- WHAT IS BEING ASKED -
From the entries below, report how many lines contain the string "Rate". Give only that number.

[Begin INFORMATION SHOWN]

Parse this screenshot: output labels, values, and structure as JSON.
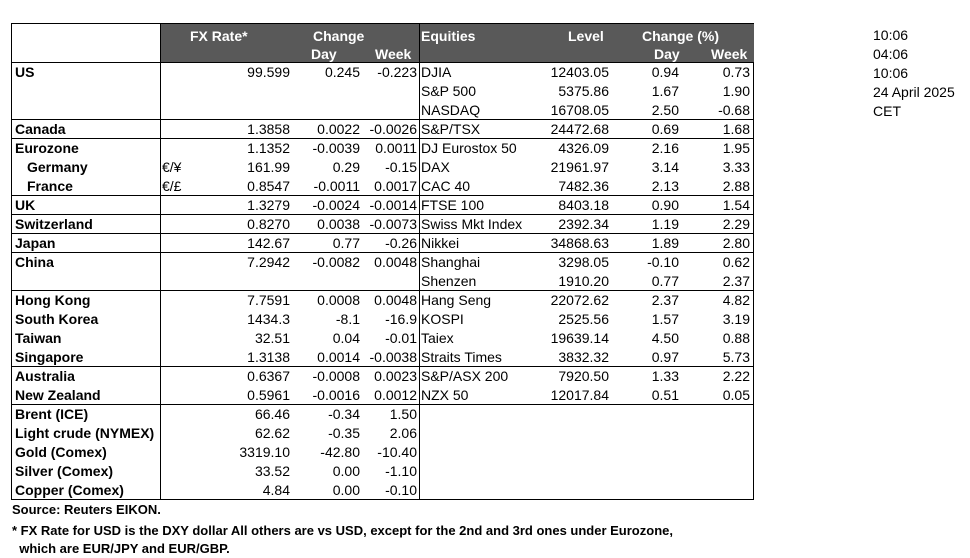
{
  "header": {
    "fx_rate": "FX Rate*",
    "change": "Change",
    "day": "Day",
    "week": "Week",
    "equities": "Equities",
    "level": "Level",
    "change_pct": "Change (%)",
    "day2": "Day",
    "week2": "Week"
  },
  "side": [
    "10:06",
    "04:06",
    "10:06",
    "24 April 2025",
    "CET"
  ],
  "rows": [
    {
      "label": "US",
      "sym": "",
      "fx": "99.599",
      "fday": "0.245",
      "fweek": "-0.223",
      "eq": "DJIA",
      "lvl": "12403.05",
      "eday": "0.94",
      "eweek": "0.73"
    },
    {
      "label": "",
      "sym": "",
      "fx": "",
      "fday": "",
      "fweek": "",
      "eq": "S&P 500",
      "lvl": "5375.86",
      "eday": "1.67",
      "eweek": "1.90"
    },
    {
      "label": "",
      "sym": "",
      "fx": "",
      "fday": "",
      "fweek": "",
      "eq": "NASDAQ",
      "lvl": "16708.05",
      "eday": "2.50",
      "eweek": "-0.68"
    },
    {
      "label": "Canada",
      "sym": "",
      "fx": "1.3858",
      "fday": "0.0022",
      "fweek": "-0.0026",
      "eq": "S&P/TSX",
      "lvl": "24472.68",
      "eday": "0.69",
      "eweek": "1.68"
    },
    {
      "label": "Eurozone",
      "sym": "",
      "fx": "1.1352",
      "fday": "-0.0039",
      "fweek": "0.0011",
      "eq": "DJ Eurostox 50",
      "lvl": "4326.09",
      "eday": "2.16",
      "eweek": "1.95"
    },
    {
      "label": "Germany",
      "sym": "€/¥",
      "fx": "161.99",
      "fday": "0.29",
      "fweek": "-0.15",
      "eq": "DAX",
      "lvl": "21961.97",
      "eday": "3.14",
      "eweek": "3.33"
    },
    {
      "label": "France",
      "sym": "€/£",
      "fx": "0.8547",
      "fday": "-0.0011",
      "fweek": "0.0017",
      "eq": "CAC 40",
      "lvl": "7482.36",
      "eday": "2.13",
      "eweek": "2.88"
    },
    {
      "label": "UK",
      "sym": "",
      "fx": "1.3279",
      "fday": "-0.0024",
      "fweek": "-0.0014",
      "eq": "FTSE 100",
      "lvl": "8403.18",
      "eday": "0.90",
      "eweek": "1.54"
    },
    {
      "label": "Switzerland",
      "sym": "",
      "fx": "0.8270",
      "fday": "0.0038",
      "fweek": "-0.0073",
      "eq": "Swiss Mkt Index",
      "lvl": "2392.34",
      "eday": "1.19",
      "eweek": "2.29"
    },
    {
      "label": "Japan",
      "sym": "",
      "fx": "142.67",
      "fday": "0.77",
      "fweek": "-0.26",
      "eq": "Nikkei",
      "lvl": "34868.63",
      "eday": "1.89",
      "eweek": "2.80"
    },
    {
      "label": "China",
      "sym": "",
      "fx": "7.2942",
      "fday": "-0.0082",
      "fweek": "0.0048",
      "eq": "Shanghai",
      "lvl": "3298.05",
      "eday": "-0.10",
      "eweek": "0.62"
    },
    {
      "label": "",
      "sym": "",
      "fx": "",
      "fday": "",
      "fweek": "",
      "eq": "Shenzen",
      "lvl": "1910.20",
      "eday": "0.77",
      "eweek": "2.37"
    },
    {
      "label": "Hong Kong",
      "sym": "",
      "fx": "7.7591",
      "fday": "0.0008",
      "fweek": "0.0048",
      "eq": "Hang Seng",
      "lvl": "22072.62",
      "eday": "2.37",
      "eweek": "4.82"
    },
    {
      "label": "South Korea",
      "sym": "",
      "fx": "1434.3",
      "fday": "-8.1",
      "fweek": "-16.9",
      "eq": "KOSPI",
      "lvl": "2525.56",
      "eday": "1.57",
      "eweek": "3.19"
    },
    {
      "label": "Taiwan",
      "sym": "",
      "fx": "32.51",
      "fday": "0.04",
      "fweek": "-0.01",
      "eq": "Taiex",
      "lvl": "19639.14",
      "eday": "4.50",
      "eweek": "0.88"
    },
    {
      "label": "Singapore",
      "sym": "",
      "fx": "1.3138",
      "fday": "0.0014",
      "fweek": "-0.0038",
      "eq": "Straits Times",
      "lvl": "3832.32",
      "eday": "0.97",
      "eweek": "5.73"
    },
    {
      "label": "Australia",
      "sym": "",
      "fx": "0.6367",
      "fday": "-0.0008",
      "fweek": "0.0023",
      "eq": "S&P/ASX  200",
      "lvl": "7920.50",
      "eday": "1.33",
      "eweek": "2.22"
    },
    {
      "label": "New Zealand",
      "sym": "",
      "fx": "0.5961",
      "fday": "-0.0016",
      "fweek": "0.0012",
      "eq": "NZX 50",
      "lvl": "12017.84",
      "eday": "0.51",
      "eweek": "0.05"
    },
    {
      "label": "Brent (ICE)",
      "sym": "",
      "fx": "66.46",
      "fday": "-0.34",
      "fweek": "1.50",
      "eq": "",
      "lvl": "",
      "eday": "",
      "eweek": ""
    },
    {
      "label": "Light crude (NYMEX)",
      "sym": "",
      "fx": "62.62",
      "fday": "-0.35",
      "fweek": "2.06",
      "eq": "",
      "lvl": "",
      "eday": "",
      "eweek": ""
    },
    {
      "label": "Gold (Comex)",
      "sym": "",
      "fx": "3319.10",
      "fday": "-42.80",
      "fweek": "-10.40",
      "eq": "",
      "lvl": "",
      "eday": "",
      "eweek": ""
    },
    {
      "label": "Silver (Comex)",
      "sym": "",
      "fx": "33.52",
      "fday": "0.00",
      "fweek": "-1.10",
      "eq": "",
      "lvl": "",
      "eday": "",
      "eweek": ""
    },
    {
      "label": "Copper (Comex)",
      "sym": "",
      "fx": "4.84",
      "fday": "0.00",
      "fweek": "-0.10",
      "eq": "",
      "lvl": "",
      "eday": "",
      "eweek": ""
    }
  ],
  "notes": {
    "source": "Source:  Reuters EIKON.",
    "footnote1": "* FX Rate for USD is the DXY dollar  All others are vs USD, except for the 2nd and 3rd ones under Eurozone,",
    "footnote2": "  which are EUR/JPY and EUR/GBP."
  }
}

[End INFORMATION SHOWN]

- RESULT -
2